— START ROWS —
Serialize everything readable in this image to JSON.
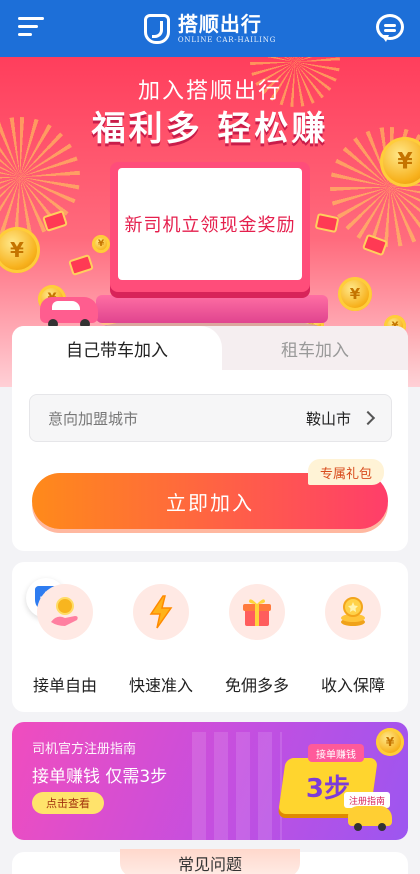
{
  "header": {
    "brand_name": "搭顺出行",
    "brand_sub": "ONLINE CAR-HAILING"
  },
  "hero": {
    "subtitle": "加入搭顺出行",
    "title": "福利多 轻松赚",
    "board_text": "新司机立领现金奖励"
  },
  "join": {
    "tabs": [
      {
        "label": "自己带车加入"
      },
      {
        "label": "租车加入"
      }
    ],
    "city_label": "意向加盟城市",
    "city_value": "鞍山市",
    "gift_badge": "专属礼包",
    "join_button": "立即加入"
  },
  "features": {
    "items": [
      {
        "label": "接单自由",
        "icon": "hand-coin-icon"
      },
      {
        "label": "快速准入",
        "icon": "lightning-icon"
      },
      {
        "label": "免佣多多",
        "icon": "gift-icon"
      },
      {
        "label": "收入保障",
        "icon": "coin-stack-icon"
      }
    ]
  },
  "guide": {
    "title": "司机官方注册指南",
    "main": "接单赚钱 仅需3步",
    "button": "点击查看",
    "tag": "接单赚钱",
    "steps": "3步",
    "badge": "注册指南"
  },
  "faq": {
    "title": "常见问题"
  },
  "colors": {
    "header_blue": "#1d6fd8",
    "hero_red": "#ff3e5c",
    "join_gradient_start": "#ff8a1a",
    "join_gradient_end": "#ff3e6a",
    "guide_purple": "#c44fe0"
  }
}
— END ROWS —
◆ REQUIRED TASK
Leave out the pictures and copy everything else in the records word for word.

◆ ANSWER FOR THIS EXERCISE
Serialize everything readable in this image to JSON.
{
  "header": {
    "brand_name": "搭顺出行",
    "brand_sub": "ONLINE CAR-HAILING"
  },
  "hero": {
    "subtitle": "加入搭顺出行",
    "title": "福利多 轻松赚",
    "board_text": "新司机立领现金奖励"
  },
  "join": {
    "tabs": [
      {
        "label": "自己带车加入"
      },
      {
        "label": "租车加入"
      }
    ],
    "city_label": "意向加盟城市",
    "city_value": "鞍山市",
    "gift_badge": "专属礼包",
    "join_button": "立即加入"
  },
  "features": {
    "items": [
      {
        "label": "接单自由",
        "icon": "hand-coin-icon"
      },
      {
        "label": "快速准入",
        "icon": "lightning-icon"
      },
      {
        "label": "免佣多多",
        "icon": "gift-icon"
      },
      {
        "label": "收入保障",
        "icon": "coin-stack-icon"
      }
    ]
  },
  "guide": {
    "title": "司机官方注册指南",
    "main": "接单赚钱 仅需3步",
    "button": "点击查看",
    "tag": "接单赚钱",
    "steps": "3步",
    "badge": "注册指南"
  },
  "faq": {
    "title": "常见问题"
  },
  "colors": {
    "header_blue": "#1d6fd8",
    "hero_red": "#ff3e5c",
    "join_gradient_start": "#ff8a1a",
    "join_gradient_end": "#ff3e6a",
    "guide_purple": "#c44fe0"
  }
}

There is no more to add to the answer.